- [Direction]: Filter the records below down to lines containing "Spirituel".

++++++++

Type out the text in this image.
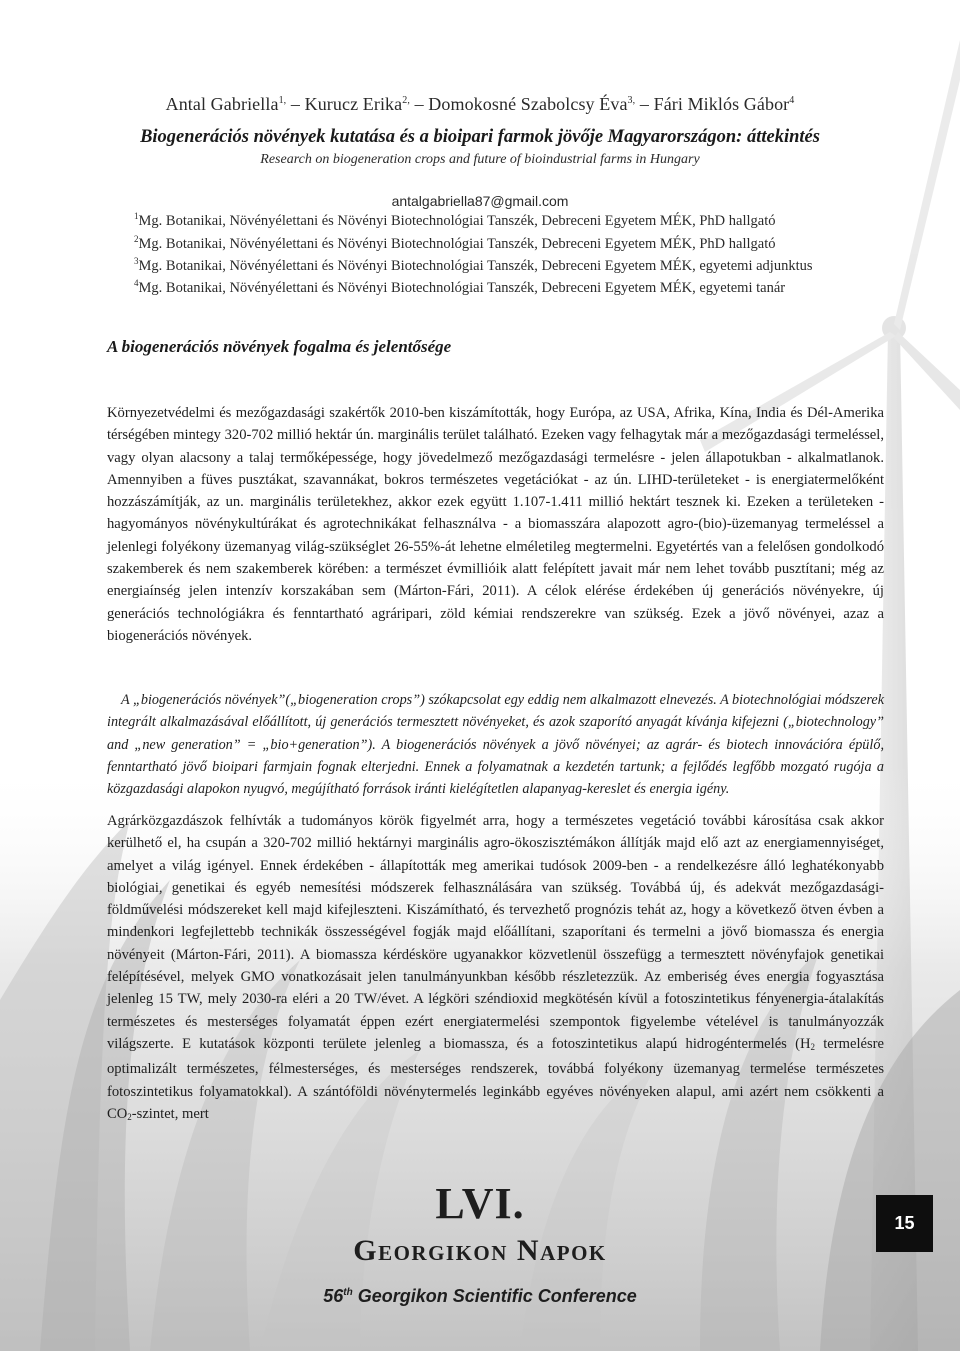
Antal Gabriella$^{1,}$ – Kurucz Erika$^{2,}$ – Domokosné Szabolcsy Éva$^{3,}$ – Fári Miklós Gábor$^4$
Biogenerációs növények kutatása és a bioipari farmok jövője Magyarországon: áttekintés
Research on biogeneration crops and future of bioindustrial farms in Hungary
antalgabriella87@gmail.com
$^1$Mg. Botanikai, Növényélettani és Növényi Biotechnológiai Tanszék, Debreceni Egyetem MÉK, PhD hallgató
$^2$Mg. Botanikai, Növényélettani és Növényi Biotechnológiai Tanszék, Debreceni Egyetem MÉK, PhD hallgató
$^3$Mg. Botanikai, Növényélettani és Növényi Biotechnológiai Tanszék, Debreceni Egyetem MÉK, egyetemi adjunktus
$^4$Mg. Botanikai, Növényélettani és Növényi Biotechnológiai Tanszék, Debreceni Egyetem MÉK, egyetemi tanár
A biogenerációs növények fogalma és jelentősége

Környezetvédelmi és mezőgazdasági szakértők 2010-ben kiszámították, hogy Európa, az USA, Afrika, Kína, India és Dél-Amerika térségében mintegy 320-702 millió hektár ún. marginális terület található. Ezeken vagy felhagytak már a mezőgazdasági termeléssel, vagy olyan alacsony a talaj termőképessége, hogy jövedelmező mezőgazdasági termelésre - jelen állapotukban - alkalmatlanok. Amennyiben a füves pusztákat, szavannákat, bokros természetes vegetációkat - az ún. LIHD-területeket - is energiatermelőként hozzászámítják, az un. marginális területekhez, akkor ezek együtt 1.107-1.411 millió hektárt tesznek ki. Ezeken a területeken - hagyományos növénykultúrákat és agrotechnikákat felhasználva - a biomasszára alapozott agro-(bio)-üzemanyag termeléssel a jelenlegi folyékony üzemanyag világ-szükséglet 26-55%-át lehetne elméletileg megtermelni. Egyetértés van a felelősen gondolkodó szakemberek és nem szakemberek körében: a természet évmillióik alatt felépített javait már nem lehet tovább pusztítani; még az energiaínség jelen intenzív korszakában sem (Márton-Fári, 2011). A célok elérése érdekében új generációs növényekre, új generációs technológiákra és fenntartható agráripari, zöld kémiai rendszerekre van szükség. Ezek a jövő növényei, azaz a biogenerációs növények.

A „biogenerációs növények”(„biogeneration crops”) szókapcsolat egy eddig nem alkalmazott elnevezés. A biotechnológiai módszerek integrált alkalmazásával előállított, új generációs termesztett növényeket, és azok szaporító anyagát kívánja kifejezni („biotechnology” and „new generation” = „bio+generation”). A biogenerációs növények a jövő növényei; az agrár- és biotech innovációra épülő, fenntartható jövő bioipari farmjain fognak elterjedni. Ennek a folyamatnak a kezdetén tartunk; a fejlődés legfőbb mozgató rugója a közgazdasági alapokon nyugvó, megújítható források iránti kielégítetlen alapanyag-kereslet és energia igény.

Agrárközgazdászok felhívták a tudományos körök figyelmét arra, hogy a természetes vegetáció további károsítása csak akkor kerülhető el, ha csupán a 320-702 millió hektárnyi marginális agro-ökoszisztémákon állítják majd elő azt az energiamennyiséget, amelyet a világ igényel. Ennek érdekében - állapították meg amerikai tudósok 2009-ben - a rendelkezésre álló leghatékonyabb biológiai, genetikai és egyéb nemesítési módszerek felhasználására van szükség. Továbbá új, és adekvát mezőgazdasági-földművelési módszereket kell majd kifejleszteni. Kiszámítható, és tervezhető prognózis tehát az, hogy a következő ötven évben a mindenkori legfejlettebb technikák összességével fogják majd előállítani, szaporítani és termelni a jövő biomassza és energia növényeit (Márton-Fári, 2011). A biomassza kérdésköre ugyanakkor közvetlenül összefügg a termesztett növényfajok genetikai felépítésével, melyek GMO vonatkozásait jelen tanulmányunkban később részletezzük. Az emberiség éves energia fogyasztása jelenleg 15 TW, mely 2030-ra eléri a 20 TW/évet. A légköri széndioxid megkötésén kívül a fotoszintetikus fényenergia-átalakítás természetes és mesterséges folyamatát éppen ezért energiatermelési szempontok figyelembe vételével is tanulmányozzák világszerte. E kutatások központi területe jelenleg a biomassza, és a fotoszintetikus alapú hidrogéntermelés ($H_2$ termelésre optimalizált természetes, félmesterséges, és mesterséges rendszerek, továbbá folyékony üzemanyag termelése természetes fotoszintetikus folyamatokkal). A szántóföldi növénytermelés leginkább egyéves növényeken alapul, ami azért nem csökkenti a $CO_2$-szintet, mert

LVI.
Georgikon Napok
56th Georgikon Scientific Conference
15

++++++++

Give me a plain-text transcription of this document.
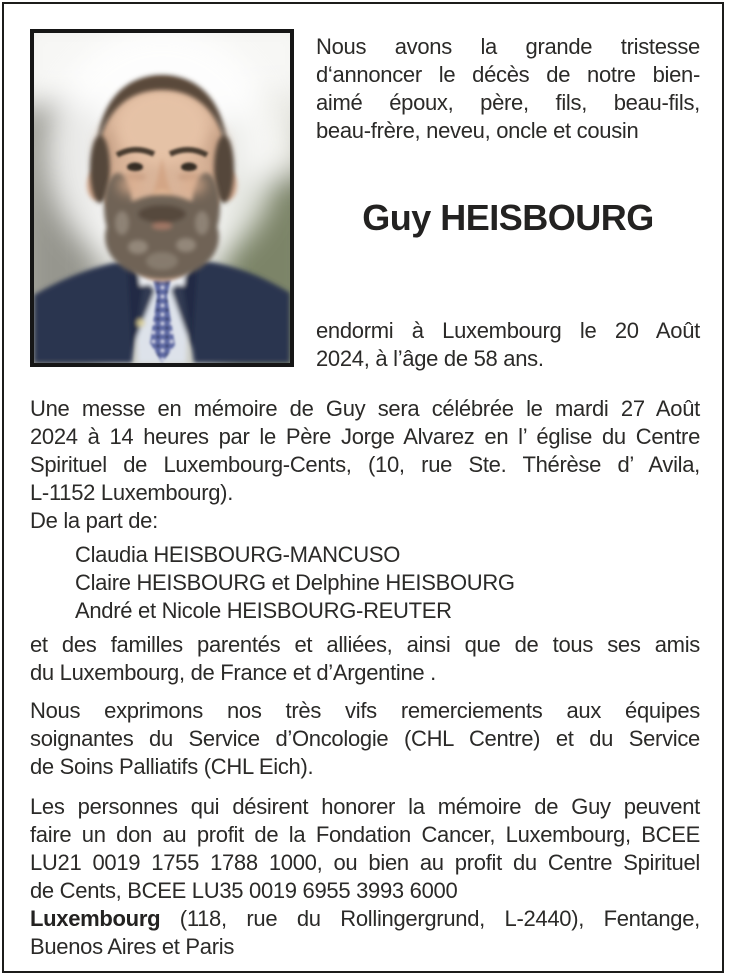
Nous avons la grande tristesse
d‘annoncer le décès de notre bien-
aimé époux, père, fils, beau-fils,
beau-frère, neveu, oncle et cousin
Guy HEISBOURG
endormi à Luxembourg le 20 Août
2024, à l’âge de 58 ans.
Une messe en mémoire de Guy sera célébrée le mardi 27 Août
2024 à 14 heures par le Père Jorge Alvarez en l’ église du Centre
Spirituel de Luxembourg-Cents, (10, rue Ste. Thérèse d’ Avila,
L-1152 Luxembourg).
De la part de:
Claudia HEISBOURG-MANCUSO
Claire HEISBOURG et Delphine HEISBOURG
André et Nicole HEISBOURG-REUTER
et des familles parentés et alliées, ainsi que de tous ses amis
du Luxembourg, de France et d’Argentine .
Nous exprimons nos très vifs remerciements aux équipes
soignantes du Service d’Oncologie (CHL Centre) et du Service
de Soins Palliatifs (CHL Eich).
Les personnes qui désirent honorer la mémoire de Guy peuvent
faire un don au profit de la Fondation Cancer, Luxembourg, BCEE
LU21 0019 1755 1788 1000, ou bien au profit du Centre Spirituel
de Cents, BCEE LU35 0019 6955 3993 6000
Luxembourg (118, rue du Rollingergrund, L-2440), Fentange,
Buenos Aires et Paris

++++++++

- [Task response]:
Spirituel de Luxembourg-Cents, (10, rue Ste. Thérèse d’ Avila,
LU21 0019 1755 1788 1000, ou bien au profit du Centre Spirituel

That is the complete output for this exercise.